-- Exercise task --
Go through the listing and pick out each line with the word "SimuLiu" in it.

(Data items)
-=-=-

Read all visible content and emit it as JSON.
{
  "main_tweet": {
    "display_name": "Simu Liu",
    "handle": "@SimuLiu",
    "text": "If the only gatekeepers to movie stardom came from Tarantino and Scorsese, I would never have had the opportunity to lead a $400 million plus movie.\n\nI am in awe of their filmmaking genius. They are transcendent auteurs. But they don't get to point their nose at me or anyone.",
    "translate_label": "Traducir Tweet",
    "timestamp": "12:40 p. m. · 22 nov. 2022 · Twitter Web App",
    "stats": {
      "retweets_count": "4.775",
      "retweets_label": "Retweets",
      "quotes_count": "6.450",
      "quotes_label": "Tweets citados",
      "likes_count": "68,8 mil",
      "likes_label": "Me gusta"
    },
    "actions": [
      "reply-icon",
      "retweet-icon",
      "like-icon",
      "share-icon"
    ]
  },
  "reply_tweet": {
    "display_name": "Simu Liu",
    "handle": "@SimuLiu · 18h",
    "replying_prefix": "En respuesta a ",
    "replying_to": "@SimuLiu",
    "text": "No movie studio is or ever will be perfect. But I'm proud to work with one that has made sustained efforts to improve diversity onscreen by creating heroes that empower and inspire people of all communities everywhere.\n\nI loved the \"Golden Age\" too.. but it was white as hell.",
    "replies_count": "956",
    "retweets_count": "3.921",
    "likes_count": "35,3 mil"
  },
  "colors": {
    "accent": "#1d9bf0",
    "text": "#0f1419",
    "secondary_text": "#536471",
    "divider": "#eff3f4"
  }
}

-=-=-

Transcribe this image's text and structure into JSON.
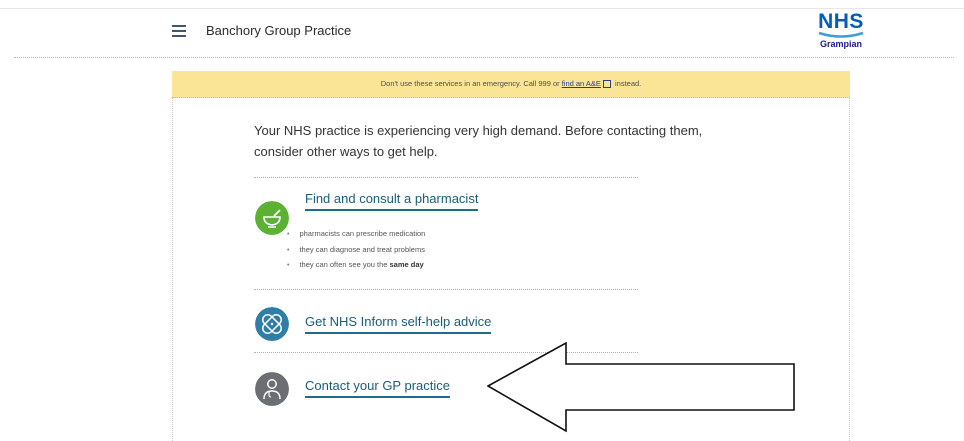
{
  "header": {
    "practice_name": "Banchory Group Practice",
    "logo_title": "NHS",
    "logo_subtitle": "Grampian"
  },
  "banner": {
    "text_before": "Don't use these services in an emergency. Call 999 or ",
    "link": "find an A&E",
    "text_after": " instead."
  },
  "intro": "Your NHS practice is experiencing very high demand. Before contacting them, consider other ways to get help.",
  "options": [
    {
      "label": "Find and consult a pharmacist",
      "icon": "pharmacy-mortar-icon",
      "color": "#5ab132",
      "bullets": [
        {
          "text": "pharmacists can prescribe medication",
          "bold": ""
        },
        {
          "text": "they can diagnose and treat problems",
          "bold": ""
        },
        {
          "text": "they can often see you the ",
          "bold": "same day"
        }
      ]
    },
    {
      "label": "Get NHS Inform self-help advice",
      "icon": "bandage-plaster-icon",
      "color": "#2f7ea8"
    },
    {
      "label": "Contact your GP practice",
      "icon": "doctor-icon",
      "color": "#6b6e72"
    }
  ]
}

-=-=-

-- Task result --
    "handle": "@SimuLiu",
    "handle": "@SimuLiu · 18h",
    "replying_to": "@SimuLiu",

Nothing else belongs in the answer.